*Task objective*
Locate the word "title" in the entries below, then gather every line that holds it.

*Input for this task*
----------------------------------------
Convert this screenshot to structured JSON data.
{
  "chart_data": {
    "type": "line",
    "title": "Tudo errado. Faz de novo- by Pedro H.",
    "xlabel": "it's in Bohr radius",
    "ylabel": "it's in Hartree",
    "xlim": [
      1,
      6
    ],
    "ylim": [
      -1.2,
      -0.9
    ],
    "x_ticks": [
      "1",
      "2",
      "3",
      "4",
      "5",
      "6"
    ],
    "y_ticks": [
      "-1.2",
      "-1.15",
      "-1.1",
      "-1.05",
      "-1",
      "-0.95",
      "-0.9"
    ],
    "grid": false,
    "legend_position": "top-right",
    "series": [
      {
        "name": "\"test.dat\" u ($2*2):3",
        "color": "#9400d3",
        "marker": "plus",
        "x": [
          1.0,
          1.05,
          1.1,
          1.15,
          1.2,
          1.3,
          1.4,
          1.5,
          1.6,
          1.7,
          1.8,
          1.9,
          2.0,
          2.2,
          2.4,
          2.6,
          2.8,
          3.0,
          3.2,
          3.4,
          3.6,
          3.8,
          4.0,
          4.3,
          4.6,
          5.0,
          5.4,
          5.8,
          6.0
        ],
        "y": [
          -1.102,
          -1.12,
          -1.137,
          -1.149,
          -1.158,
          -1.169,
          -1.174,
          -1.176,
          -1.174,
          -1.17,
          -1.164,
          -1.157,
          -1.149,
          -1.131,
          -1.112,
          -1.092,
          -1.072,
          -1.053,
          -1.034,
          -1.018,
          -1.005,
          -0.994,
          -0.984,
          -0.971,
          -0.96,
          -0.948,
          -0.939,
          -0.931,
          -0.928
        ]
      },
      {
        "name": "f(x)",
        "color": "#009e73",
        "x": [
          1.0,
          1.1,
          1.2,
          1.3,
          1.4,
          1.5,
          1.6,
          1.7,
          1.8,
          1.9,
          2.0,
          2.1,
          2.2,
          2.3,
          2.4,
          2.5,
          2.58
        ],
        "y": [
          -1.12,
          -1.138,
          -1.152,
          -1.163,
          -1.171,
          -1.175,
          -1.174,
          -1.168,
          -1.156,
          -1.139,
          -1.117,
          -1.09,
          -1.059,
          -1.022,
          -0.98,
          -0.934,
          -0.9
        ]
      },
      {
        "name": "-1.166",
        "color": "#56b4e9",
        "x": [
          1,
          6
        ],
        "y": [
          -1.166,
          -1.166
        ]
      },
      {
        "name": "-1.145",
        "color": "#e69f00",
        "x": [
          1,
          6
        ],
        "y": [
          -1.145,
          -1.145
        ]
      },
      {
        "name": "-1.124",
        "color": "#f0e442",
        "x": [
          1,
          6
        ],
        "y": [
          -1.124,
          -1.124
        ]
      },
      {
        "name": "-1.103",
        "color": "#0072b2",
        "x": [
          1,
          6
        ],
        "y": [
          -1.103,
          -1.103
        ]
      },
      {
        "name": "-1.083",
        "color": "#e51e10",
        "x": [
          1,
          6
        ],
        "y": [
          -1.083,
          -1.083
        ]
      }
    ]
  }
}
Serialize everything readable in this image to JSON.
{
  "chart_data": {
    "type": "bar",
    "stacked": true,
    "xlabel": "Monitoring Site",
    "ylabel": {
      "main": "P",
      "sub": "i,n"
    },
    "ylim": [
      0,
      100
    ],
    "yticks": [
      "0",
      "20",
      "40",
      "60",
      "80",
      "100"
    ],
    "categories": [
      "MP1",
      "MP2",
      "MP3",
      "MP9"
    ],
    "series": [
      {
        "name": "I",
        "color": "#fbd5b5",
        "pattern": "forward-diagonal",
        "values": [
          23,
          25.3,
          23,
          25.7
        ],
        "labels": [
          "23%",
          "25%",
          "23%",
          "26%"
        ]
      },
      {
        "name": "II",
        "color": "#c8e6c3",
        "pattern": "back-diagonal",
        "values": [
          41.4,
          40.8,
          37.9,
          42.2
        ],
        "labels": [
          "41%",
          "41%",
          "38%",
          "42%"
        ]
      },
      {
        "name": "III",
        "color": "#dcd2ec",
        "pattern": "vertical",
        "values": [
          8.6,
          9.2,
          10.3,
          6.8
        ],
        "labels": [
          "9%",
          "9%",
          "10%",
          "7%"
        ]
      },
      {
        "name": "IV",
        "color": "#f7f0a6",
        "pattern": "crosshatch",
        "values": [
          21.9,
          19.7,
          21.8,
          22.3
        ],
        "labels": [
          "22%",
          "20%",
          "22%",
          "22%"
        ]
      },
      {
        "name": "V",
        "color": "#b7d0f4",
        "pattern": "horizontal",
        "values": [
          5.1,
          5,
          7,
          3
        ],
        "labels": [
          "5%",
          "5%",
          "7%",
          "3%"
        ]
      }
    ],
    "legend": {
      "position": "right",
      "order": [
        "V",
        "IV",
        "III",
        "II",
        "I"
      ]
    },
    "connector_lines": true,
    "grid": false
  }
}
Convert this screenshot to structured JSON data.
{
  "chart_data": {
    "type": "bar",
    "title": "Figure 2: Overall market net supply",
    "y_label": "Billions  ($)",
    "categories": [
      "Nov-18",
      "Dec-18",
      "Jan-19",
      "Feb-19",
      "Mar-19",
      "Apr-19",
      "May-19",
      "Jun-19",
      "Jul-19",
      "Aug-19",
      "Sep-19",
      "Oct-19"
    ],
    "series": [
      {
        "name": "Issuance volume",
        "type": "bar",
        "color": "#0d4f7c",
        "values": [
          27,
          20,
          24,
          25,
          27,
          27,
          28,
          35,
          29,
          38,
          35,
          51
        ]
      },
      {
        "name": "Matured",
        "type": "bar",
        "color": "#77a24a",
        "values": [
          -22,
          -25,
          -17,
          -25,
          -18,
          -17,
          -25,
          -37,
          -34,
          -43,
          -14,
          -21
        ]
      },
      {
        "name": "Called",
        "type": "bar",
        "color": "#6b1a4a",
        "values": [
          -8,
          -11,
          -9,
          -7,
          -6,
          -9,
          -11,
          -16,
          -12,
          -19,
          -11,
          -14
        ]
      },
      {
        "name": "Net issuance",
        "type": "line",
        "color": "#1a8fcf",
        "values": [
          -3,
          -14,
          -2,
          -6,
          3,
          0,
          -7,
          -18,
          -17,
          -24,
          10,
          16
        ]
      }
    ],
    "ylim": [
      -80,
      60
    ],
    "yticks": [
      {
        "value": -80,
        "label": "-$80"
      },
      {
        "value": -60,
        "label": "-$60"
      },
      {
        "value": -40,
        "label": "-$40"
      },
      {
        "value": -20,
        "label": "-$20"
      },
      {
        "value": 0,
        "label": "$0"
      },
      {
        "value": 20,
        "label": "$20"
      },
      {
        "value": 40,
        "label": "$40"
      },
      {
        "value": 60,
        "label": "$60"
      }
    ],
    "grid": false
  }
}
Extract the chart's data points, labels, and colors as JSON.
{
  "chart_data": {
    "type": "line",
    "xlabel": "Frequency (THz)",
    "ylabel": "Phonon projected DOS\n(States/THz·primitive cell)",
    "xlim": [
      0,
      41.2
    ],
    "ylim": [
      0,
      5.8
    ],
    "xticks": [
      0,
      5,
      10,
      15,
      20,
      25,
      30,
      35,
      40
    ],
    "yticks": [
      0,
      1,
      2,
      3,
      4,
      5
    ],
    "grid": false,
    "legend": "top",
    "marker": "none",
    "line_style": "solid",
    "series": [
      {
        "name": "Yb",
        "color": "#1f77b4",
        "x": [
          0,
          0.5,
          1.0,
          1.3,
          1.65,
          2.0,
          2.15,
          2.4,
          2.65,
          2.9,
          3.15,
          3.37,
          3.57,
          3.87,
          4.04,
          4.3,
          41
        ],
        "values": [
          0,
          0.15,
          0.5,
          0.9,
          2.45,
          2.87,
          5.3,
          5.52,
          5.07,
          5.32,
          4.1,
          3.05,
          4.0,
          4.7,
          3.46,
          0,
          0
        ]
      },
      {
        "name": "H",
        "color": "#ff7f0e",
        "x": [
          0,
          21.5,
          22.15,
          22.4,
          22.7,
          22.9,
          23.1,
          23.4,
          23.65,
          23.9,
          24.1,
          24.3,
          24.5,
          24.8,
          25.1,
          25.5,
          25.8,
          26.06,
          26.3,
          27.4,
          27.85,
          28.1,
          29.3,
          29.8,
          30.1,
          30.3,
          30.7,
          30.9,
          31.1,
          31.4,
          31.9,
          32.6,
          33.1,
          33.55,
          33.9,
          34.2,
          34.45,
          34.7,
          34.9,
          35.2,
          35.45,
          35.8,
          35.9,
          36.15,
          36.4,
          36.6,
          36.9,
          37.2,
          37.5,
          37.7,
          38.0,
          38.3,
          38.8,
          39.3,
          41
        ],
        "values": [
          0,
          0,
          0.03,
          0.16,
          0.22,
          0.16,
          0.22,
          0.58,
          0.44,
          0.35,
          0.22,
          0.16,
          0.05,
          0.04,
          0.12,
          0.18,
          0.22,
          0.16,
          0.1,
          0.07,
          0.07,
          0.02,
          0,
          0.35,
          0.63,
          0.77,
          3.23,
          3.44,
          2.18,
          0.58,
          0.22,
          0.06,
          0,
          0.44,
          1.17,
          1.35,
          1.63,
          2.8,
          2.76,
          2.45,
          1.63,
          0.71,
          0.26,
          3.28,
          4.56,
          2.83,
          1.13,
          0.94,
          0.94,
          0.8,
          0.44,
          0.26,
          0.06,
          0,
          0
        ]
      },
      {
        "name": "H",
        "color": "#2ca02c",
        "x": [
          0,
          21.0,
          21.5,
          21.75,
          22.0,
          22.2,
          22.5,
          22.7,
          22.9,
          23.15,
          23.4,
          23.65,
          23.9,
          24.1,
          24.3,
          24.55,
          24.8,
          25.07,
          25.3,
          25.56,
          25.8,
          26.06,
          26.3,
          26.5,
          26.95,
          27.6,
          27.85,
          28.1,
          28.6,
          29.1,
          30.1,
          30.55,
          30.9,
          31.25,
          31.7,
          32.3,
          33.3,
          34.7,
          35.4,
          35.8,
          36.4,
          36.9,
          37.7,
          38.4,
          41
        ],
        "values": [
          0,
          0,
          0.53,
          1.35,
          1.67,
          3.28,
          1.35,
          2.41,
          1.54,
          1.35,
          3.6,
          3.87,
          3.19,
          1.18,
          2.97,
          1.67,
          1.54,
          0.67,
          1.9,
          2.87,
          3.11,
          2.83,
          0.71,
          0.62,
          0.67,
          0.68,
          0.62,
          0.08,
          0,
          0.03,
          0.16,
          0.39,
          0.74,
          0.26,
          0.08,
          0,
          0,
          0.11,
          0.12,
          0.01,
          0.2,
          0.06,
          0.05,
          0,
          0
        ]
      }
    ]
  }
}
----------------------------------------
*Result of this exercise*
    "title": "Tudo errado. Faz de novo- by Pedro H.",
    "title": "Figure 2: Overall market net supply",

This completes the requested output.